**Given records:**
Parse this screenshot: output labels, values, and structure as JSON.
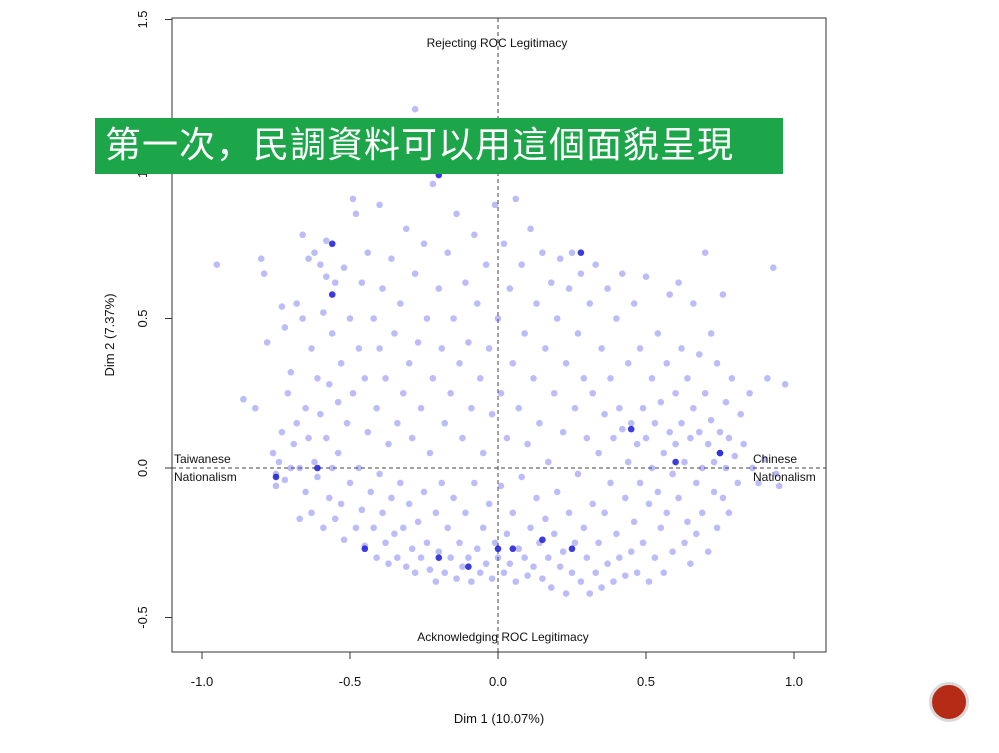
{
  "banner": {
    "text": "第一次，民調資料可以用這個面貌呈現"
  },
  "nav": {
    "icon": "next-slide-circle-icon",
    "color": "#b52b16"
  },
  "chart_data": {
    "type": "scatter",
    "title": "",
    "xlabel": "Dim 1 (10.07%)",
    "ylabel": "Dim 2 (7.37%)",
    "xlim": [
      -1.1,
      1.1
    ],
    "ylim": [
      -0.6,
      1.5
    ],
    "xticks": [
      -1.0,
      -0.5,
      0.0,
      0.5,
      1.0
    ],
    "xtick_labels": [
      "-1.0",
      "-0.5",
      "0.0",
      "0.5",
      "1.0"
    ],
    "yticks": [
      -0.5,
      0.0,
      0.5,
      1.0,
      1.5
    ],
    "ytick_labels": [
      "-0.5",
      "0.0",
      "0.5",
      "1.0",
      "1.5"
    ],
    "grid": false,
    "reference_lines": {
      "x": 0,
      "y": 0,
      "style": "dashed"
    },
    "point_color": "#4040ee",
    "point_opacity": 0.35,
    "annotations": {
      "top": "Rejecting ROC Legitimacy",
      "bottom": "Acknowledging ROC Legitimacy",
      "left_line1": "Taiwanese",
      "left_line2": "Nationalism",
      "right_line1": "Chinese",
      "right_line2": "Nationalism"
    },
    "points": [
      [
        -0.95,
        0.68
      ],
      [
        -0.86,
        0.23
      ],
      [
        -0.82,
        0.2
      ],
      [
        -0.8,
        0.7
      ],
      [
        -0.79,
        0.65
      ],
      [
        -0.78,
        0.42
      ],
      [
        -0.76,
        0.05
      ],
      [
        -0.75,
        -0.02
      ],
      [
        -0.75,
        -0.06
      ],
      [
        -0.74,
        0.02
      ],
      [
        -0.73,
        0.54
      ],
      [
        -0.73,
        0.12
      ],
      [
        -0.72,
        0.47
      ],
      [
        -0.72,
        -0.04
      ],
      [
        -0.71,
        0.25
      ],
      [
        -0.7,
        0.32
      ],
      [
        -0.7,
        0.0
      ],
      [
        -0.69,
        0.08
      ],
      [
        -0.68,
        0.55
      ],
      [
        -0.68,
        0.15
      ],
      [
        -0.67,
        0.0
      ],
      [
        -0.67,
        -0.17
      ],
      [
        -0.66,
        0.78
      ],
      [
        -0.66,
        0.5
      ],
      [
        -0.65,
        0.2
      ],
      [
        -0.65,
        -0.08
      ],
      [
        -0.64,
        0.7
      ],
      [
        -0.64,
        0.1
      ],
      [
        -0.63,
        0.4
      ],
      [
        -0.63,
        -0.15
      ],
      [
        -0.62,
        0.72
      ],
      [
        -0.62,
        0.02
      ],
      [
        -0.61,
        0.3
      ],
      [
        -0.61,
        -0.03
      ],
      [
        -0.6,
        0.68
      ],
      [
        -0.6,
        0.18
      ],
      [
        -0.59,
        0.52
      ],
      [
        -0.59,
        -0.2
      ],
      [
        -0.58,
        0.76
      ],
      [
        -0.58,
        0.64
      ],
      [
        -0.58,
        0.1
      ],
      [
        -0.57,
        0.28
      ],
      [
        -0.57,
        -0.1
      ],
      [
        -0.56,
        0.45
      ],
      [
        -0.56,
        0.0
      ],
      [
        -0.55,
        0.62
      ],
      [
        -0.55,
        -0.17
      ],
      [
        -0.54,
        0.22
      ],
      [
        -0.54,
        0.05
      ],
      [
        -0.53,
        0.35
      ],
      [
        -0.53,
        -0.12
      ],
      [
        -0.52,
        0.67
      ],
      [
        -0.52,
        -0.24
      ],
      [
        -0.51,
        0.15
      ],
      [
        -0.5,
        0.5
      ],
      [
        -0.5,
        -0.05
      ],
      [
        -0.49,
        0.9
      ],
      [
        -0.49,
        0.25
      ],
      [
        -0.48,
        0.85
      ],
      [
        -0.48,
        -0.2
      ],
      [
        -0.47,
        0.4
      ],
      [
        -0.47,
        0.0
      ],
      [
        -0.46,
        0.62
      ],
      [
        -0.46,
        -0.14
      ],
      [
        -0.45,
        0.3
      ],
      [
        -0.45,
        -0.26
      ],
      [
        -0.44,
        0.72
      ],
      [
        -0.44,
        0.12
      ],
      [
        -0.43,
        -0.08
      ],
      [
        -0.42,
        0.5
      ],
      [
        -0.42,
        -0.2
      ],
      [
        -0.41,
        0.2
      ],
      [
        -0.41,
        -0.3
      ],
      [
        -0.4,
        0.88
      ],
      [
        -0.4,
        0.4
      ],
      [
        -0.4,
        -0.02
      ],
      [
        -0.39,
        0.6
      ],
      [
        -0.39,
        -0.15
      ],
      [
        -0.38,
        0.3
      ],
      [
        -0.38,
        -0.25
      ],
      [
        -0.37,
        0.08
      ],
      [
        -0.37,
        -0.32
      ],
      [
        -0.36,
        0.7
      ],
      [
        -0.36,
        -0.1
      ],
      [
        -0.35,
        0.45
      ],
      [
        -0.35,
        -0.22
      ],
      [
        -0.34,
        0.15
      ],
      [
        -0.34,
        -0.3
      ],
      [
        -0.33,
        0.55
      ],
      [
        -0.33,
        -0.05
      ],
      [
        -0.32,
        0.25
      ],
      [
        -0.32,
        -0.2
      ],
      [
        -0.31,
        0.8
      ],
      [
        -0.31,
        -0.33
      ],
      [
        -0.3,
        0.35
      ],
      [
        -0.3,
        -0.12
      ],
      [
        -0.29,
        0.1
      ],
      [
        -0.29,
        -0.27
      ],
      [
        -0.28,
        1.2
      ],
      [
        -0.28,
        0.65
      ],
      [
        -0.28,
        -0.35
      ],
      [
        -0.27,
        0.42
      ],
      [
        -0.27,
        -0.18
      ],
      [
        -0.26,
        0.2
      ],
      [
        -0.26,
        -0.3
      ],
      [
        -0.25,
        0.75
      ],
      [
        -0.25,
        -0.08
      ],
      [
        -0.24,
        0.5
      ],
      [
        -0.24,
        -0.25
      ],
      [
        -0.23,
        0.05
      ],
      [
        -0.23,
        -0.34
      ],
      [
        -0.22,
        0.95
      ],
      [
        -0.22,
        0.3
      ],
      [
        -0.21,
        -0.15
      ],
      [
        -0.21,
        -0.38
      ],
      [
        -0.2,
        1.0
      ],
      [
        -0.2,
        0.6
      ],
      [
        -0.2,
        -0.28
      ],
      [
        -0.19,
        0.4
      ],
      [
        -0.19,
        -0.05
      ],
      [
        -0.18,
        0.15
      ],
      [
        -0.18,
        -0.35
      ],
      [
        -0.17,
        0.72
      ],
      [
        -0.17,
        -0.2
      ],
      [
        -0.16,
        0.25
      ],
      [
        -0.16,
        -0.3
      ],
      [
        -0.15,
        0.5
      ],
      [
        -0.15,
        -0.1
      ],
      [
        -0.14,
        0.85
      ],
      [
        -0.14,
        -0.37
      ],
      [
        -0.13,
        0.35
      ],
      [
        -0.13,
        -0.25
      ],
      [
        -0.12,
        0.1
      ],
      [
        -0.12,
        -0.33
      ],
      [
        -0.11,
        0.62
      ],
      [
        -0.11,
        -0.15
      ],
      [
        -0.1,
        0.42
      ],
      [
        -0.1,
        -0.3
      ],
      [
        -0.09,
        0.2
      ],
      [
        -0.09,
        -0.38
      ],
      [
        -0.08,
        0.78
      ],
      [
        -0.08,
        -0.05
      ],
      [
        -0.07,
        0.55
      ],
      [
        -0.07,
        -0.27
      ],
      [
        -0.06,
        0.3
      ],
      [
        -0.06,
        -0.35
      ],
      [
        -0.05,
        0.05
      ],
      [
        -0.05,
        -0.2
      ],
      [
        -0.04,
        0.68
      ],
      [
        -0.04,
        -0.32
      ],
      [
        -0.03,
        0.4
      ],
      [
        -0.03,
        -0.12
      ],
      [
        -0.02,
        0.18
      ],
      [
        -0.02,
        -0.37
      ],
      [
        -0.01,
        0.88
      ],
      [
        -0.01,
        -0.25
      ],
      [
        0.0,
        0.5
      ],
      [
        0.0,
        -0.3
      ],
      [
        0.01,
        0.25
      ],
      [
        0.01,
        -0.06
      ],
      [
        0.02,
        0.75
      ],
      [
        0.02,
        -0.35
      ],
      [
        0.03,
        0.1
      ],
      [
        0.03,
        -0.22
      ],
      [
        0.04,
        0.6
      ],
      [
        0.04,
        -0.32
      ],
      [
        0.05,
        0.35
      ],
      [
        0.05,
        -0.15
      ],
      [
        0.06,
        0.9
      ],
      [
        0.06,
        -0.38
      ],
      [
        0.07,
        0.2
      ],
      [
        0.07,
        -0.27
      ],
      [
        0.08,
        0.68
      ],
      [
        0.08,
        -0.03
      ],
      [
        0.09,
        0.45
      ],
      [
        0.09,
        -0.3
      ],
      [
        0.1,
        0.08
      ],
      [
        0.1,
        -0.36
      ],
      [
        0.11,
        0.8
      ],
      [
        0.11,
        -0.2
      ],
      [
        0.12,
        0.3
      ],
      [
        0.12,
        -0.33
      ],
      [
        0.13,
        0.55
      ],
      [
        0.13,
        -0.1
      ],
      [
        0.14,
        0.15
      ],
      [
        0.14,
        -0.25
      ],
      [
        0.15,
        0.72
      ],
      [
        0.15,
        -0.37
      ],
      [
        0.16,
        0.4
      ],
      [
        0.16,
        -0.17
      ],
      [
        0.17,
        0.02
      ],
      [
        0.17,
        -0.3
      ],
      [
        0.18,
        0.62
      ],
      [
        0.18,
        -0.4
      ],
      [
        0.19,
        0.25
      ],
      [
        0.19,
        -0.22
      ],
      [
        0.2,
        0.5
      ],
      [
        0.2,
        -0.08
      ],
      [
        0.21,
        0.7
      ],
      [
        0.21,
        -0.33
      ],
      [
        0.22,
        0.12
      ],
      [
        0.22,
        -0.28
      ],
      [
        0.23,
        0.35
      ],
      [
        0.23,
        -0.42
      ],
      [
        0.24,
        0.6
      ],
      [
        0.24,
        -0.15
      ],
      [
        0.25,
        0.72
      ],
      [
        0.25,
        -0.35
      ],
      [
        0.26,
        0.2
      ],
      [
        0.26,
        -0.25
      ],
      [
        0.27,
        0.45
      ],
      [
        0.27,
        -0.02
      ],
      [
        0.28,
        0.65
      ],
      [
        0.28,
        -0.38
      ],
      [
        0.29,
        0.3
      ],
      [
        0.29,
        -0.2
      ],
      [
        0.3,
        0.1
      ],
      [
        0.3,
        -0.3
      ],
      [
        0.31,
        0.55
      ],
      [
        0.31,
        -0.42
      ],
      [
        0.32,
        0.25
      ],
      [
        0.32,
        -0.12
      ],
      [
        0.33,
        0.68
      ],
      [
        0.33,
        -0.35
      ],
      [
        0.34,
        0.05
      ],
      [
        0.34,
        -0.25
      ],
      [
        0.35,
        0.4
      ],
      [
        0.35,
        -0.4
      ],
      [
        0.36,
        0.18
      ],
      [
        0.36,
        -0.15
      ],
      [
        0.37,
        0.6
      ],
      [
        0.37,
        -0.32
      ],
      [
        0.38,
        0.3
      ],
      [
        0.38,
        -0.05
      ],
      [
        0.39,
        0.1
      ],
      [
        0.39,
        -0.38
      ],
      [
        0.4,
        0.5
      ],
      [
        0.4,
        -0.22
      ],
      [
        0.41,
        0.2
      ],
      [
        0.41,
        -0.3
      ],
      [
        0.42,
        0.65
      ],
      [
        0.42,
        0.13
      ],
      [
        0.43,
        -0.1
      ],
      [
        0.43,
        -0.36
      ],
      [
        0.44,
        0.35
      ],
      [
        0.44,
        0.02
      ],
      [
        0.45,
        0.15
      ],
      [
        0.45,
        -0.28
      ],
      [
        0.46,
        0.55
      ],
      [
        0.46,
        -0.18
      ],
      [
        0.47,
        0.08
      ],
      [
        0.47,
        -0.35
      ],
      [
        0.48,
        0.4
      ],
      [
        0.48,
        -0.05
      ],
      [
        0.49,
        0.2
      ],
      [
        0.49,
        -0.25
      ],
      [
        0.5,
        0.64
      ],
      [
        0.5,
        0.1
      ],
      [
        0.51,
        -0.12
      ],
      [
        0.51,
        -0.38
      ],
      [
        0.52,
        0.3
      ],
      [
        0.52,
        0.0
      ],
      [
        0.53,
        0.15
      ],
      [
        0.53,
        -0.3
      ],
      [
        0.54,
        0.45
      ],
      [
        0.54,
        -0.08
      ],
      [
        0.55,
        0.22
      ],
      [
        0.55,
        -0.2
      ],
      [
        0.56,
        0.05
      ],
      [
        0.56,
        -0.35
      ],
      [
        0.57,
        0.35
      ],
      [
        0.57,
        -0.15
      ],
      [
        0.58,
        0.58
      ],
      [
        0.58,
        0.12
      ],
      [
        0.59,
        -0.02
      ],
      [
        0.59,
        -0.28
      ],
      [
        0.6,
        0.25
      ],
      [
        0.6,
        0.08
      ],
      [
        0.61,
        0.62
      ],
      [
        0.61,
        -0.1
      ],
      [
        0.62,
        0.4
      ],
      [
        0.62,
        0.15
      ],
      [
        0.63,
        -0.25
      ],
      [
        0.63,
        0.02
      ],
      [
        0.64,
        0.3
      ],
      [
        0.64,
        -0.18
      ],
      [
        0.65,
        0.1
      ],
      [
        0.65,
        -0.32
      ],
      [
        0.66,
        0.55
      ],
      [
        0.66,
        0.2
      ],
      [
        0.67,
        -0.05
      ],
      [
        0.67,
        -0.22
      ],
      [
        0.68,
        0.38
      ],
      [
        0.68,
        0.12
      ],
      [
        0.69,
        0.0
      ],
      [
        0.69,
        -0.15
      ],
      [
        0.7,
        0.72
      ],
      [
        0.7,
        0.25
      ],
      [
        0.71,
        0.08
      ],
      [
        0.71,
        -0.28
      ],
      [
        0.72,
        0.45
      ],
      [
        0.72,
        0.16
      ],
      [
        0.73,
        -0.08
      ],
      [
        0.73,
        0.02
      ],
      [
        0.74,
        0.35
      ],
      [
        0.74,
        -0.2
      ],
      [
        0.75,
        0.12
      ],
      [
        0.75,
        0.05
      ],
      [
        0.76,
        0.58
      ],
      [
        0.76,
        -0.1
      ],
      [
        0.77,
        0.22
      ],
      [
        0.77,
        0.0
      ],
      [
        0.78,
        0.1
      ],
      [
        0.78,
        -0.15
      ],
      [
        0.79,
        0.3
      ],
      [
        0.8,
        0.04
      ],
      [
        0.81,
        -0.05
      ],
      [
        0.82,
        0.18
      ],
      [
        0.83,
        0.08
      ],
      [
        0.85,
        0.25
      ],
      [
        0.86,
        0.0
      ],
      [
        0.88,
        -0.05
      ],
      [
        0.9,
        0.03
      ],
      [
        0.91,
        0.3
      ],
      [
        0.93,
        0.67
      ],
      [
        0.94,
        -0.02
      ],
      [
        0.95,
        -0.06
      ],
      [
        0.97,
        0.28
      ]
    ],
    "dark_points": [
      [
        -0.2,
        0.98
      ],
      [
        -0.56,
        0.75
      ],
      [
        -0.56,
        0.58
      ],
      [
        -0.61,
        0.0
      ],
      [
        -0.75,
        -0.03
      ],
      [
        -0.45,
        -0.27
      ],
      [
        -0.2,
        -0.3
      ],
      [
        0.0,
        -0.27
      ],
      [
        0.05,
        -0.27
      ],
      [
        0.15,
        -0.24
      ],
      [
        0.25,
        -0.27
      ],
      [
        -0.1,
        -0.33
      ],
      [
        0.28,
        0.72
      ],
      [
        0.45,
        0.13
      ],
      [
        0.6,
        0.02
      ],
      [
        0.75,
        0.05
      ]
    ]
  }
}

**Directive:** Report every line in the data above in which the word "Nationalism" appears.

**Result of this exercise:**
      "left_line2": "Nationalism",
      "right_line2": "Nationalism"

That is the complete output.